Keep only the lines of the listing that include the word "this", and copy them.

Stored data:

======

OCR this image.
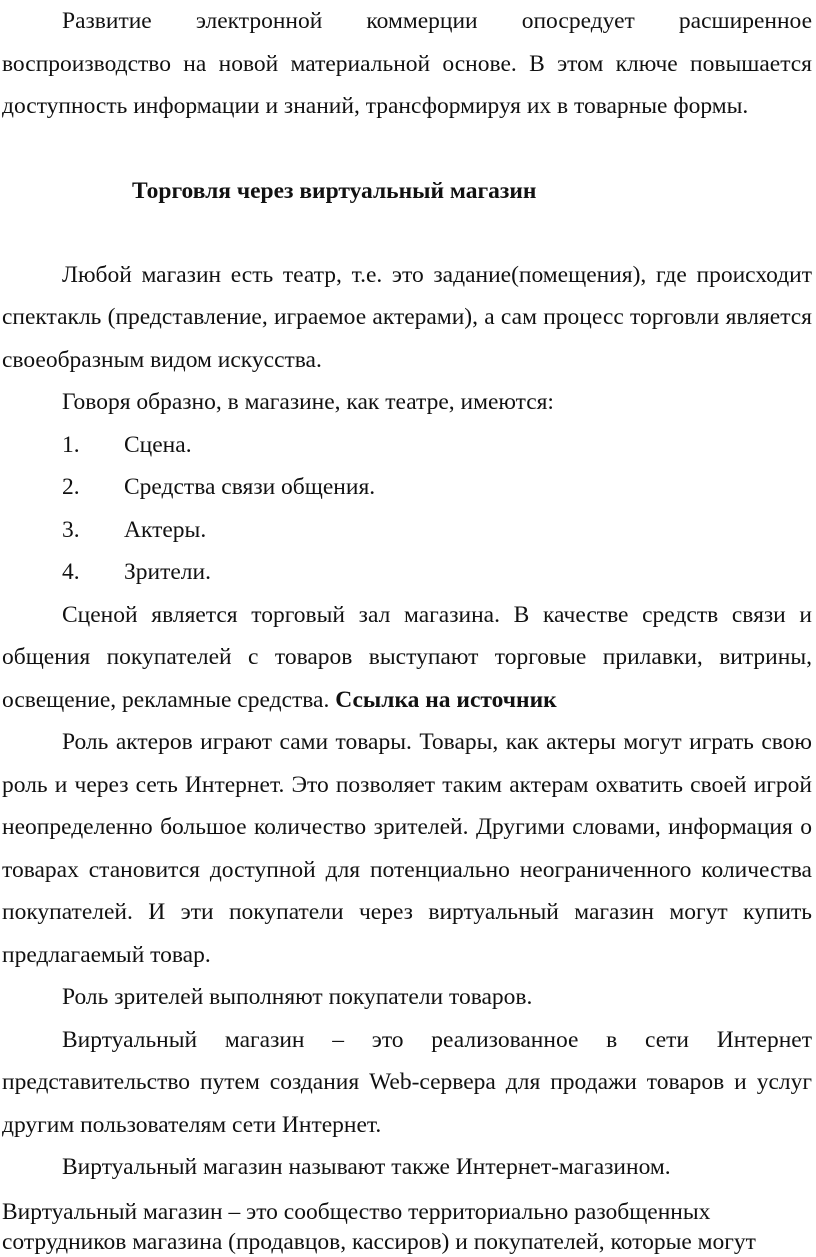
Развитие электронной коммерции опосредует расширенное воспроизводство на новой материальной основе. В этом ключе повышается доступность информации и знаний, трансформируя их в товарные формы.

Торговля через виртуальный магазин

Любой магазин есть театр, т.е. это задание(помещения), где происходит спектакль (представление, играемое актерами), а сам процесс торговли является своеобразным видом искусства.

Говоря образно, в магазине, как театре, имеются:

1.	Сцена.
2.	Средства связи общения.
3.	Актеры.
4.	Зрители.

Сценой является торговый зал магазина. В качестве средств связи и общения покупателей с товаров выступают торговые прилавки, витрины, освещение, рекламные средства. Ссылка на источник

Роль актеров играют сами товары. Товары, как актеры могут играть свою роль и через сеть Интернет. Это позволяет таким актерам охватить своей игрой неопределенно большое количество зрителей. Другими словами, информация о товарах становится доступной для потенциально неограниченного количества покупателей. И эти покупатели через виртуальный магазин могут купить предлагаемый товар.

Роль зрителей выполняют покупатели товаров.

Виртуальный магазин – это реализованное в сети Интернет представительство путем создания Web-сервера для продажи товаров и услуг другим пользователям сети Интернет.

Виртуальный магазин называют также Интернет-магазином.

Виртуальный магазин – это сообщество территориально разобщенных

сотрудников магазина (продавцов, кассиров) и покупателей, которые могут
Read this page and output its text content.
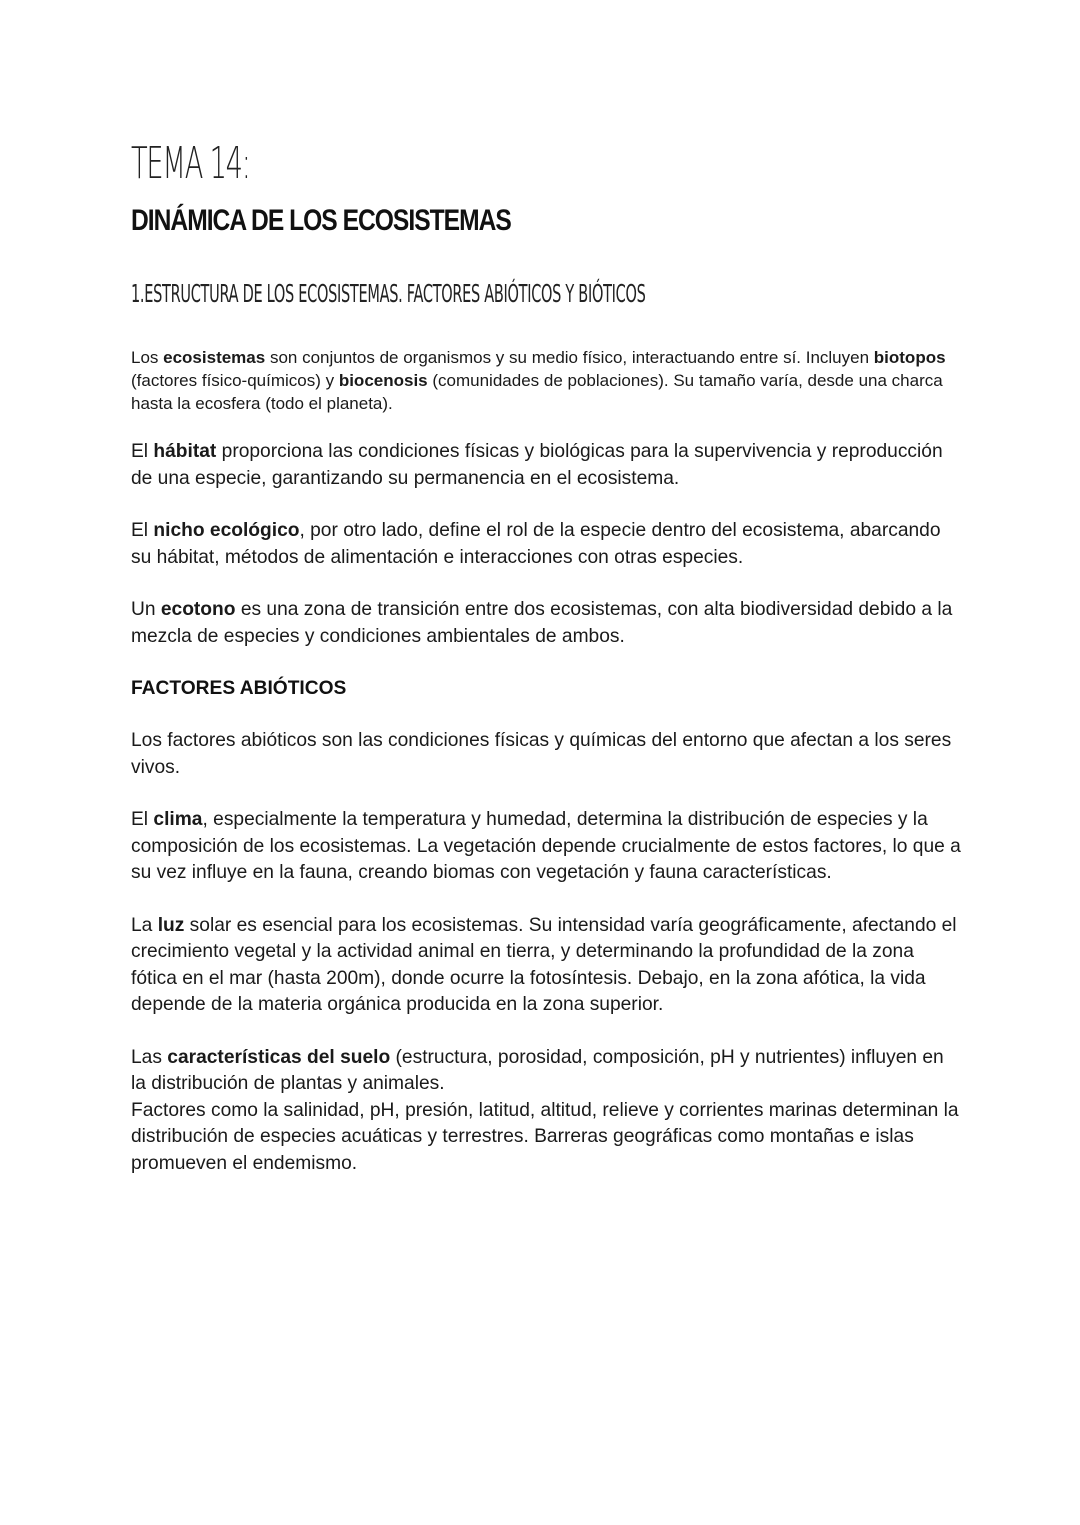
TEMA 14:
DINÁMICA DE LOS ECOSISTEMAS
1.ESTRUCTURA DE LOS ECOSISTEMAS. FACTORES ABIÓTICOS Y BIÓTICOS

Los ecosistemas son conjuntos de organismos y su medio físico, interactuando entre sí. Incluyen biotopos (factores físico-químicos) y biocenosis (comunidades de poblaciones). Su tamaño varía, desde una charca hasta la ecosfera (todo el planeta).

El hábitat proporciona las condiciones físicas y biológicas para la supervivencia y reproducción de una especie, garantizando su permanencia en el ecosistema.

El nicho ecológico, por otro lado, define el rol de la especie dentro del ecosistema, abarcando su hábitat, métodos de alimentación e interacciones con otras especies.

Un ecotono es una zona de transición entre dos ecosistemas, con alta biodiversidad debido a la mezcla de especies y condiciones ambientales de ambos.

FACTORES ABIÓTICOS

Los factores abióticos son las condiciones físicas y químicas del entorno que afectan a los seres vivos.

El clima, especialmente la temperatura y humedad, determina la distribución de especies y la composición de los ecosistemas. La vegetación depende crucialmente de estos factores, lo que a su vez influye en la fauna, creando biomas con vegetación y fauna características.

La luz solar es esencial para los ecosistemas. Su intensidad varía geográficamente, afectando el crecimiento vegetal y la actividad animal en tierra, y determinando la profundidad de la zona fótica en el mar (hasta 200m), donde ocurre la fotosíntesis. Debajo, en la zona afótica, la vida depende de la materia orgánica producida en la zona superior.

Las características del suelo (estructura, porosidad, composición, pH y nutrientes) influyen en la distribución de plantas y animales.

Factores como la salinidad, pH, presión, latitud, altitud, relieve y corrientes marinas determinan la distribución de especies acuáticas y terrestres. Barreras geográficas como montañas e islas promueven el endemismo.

======

Completed exercise:
OCR this image.
Read this page and output its text content.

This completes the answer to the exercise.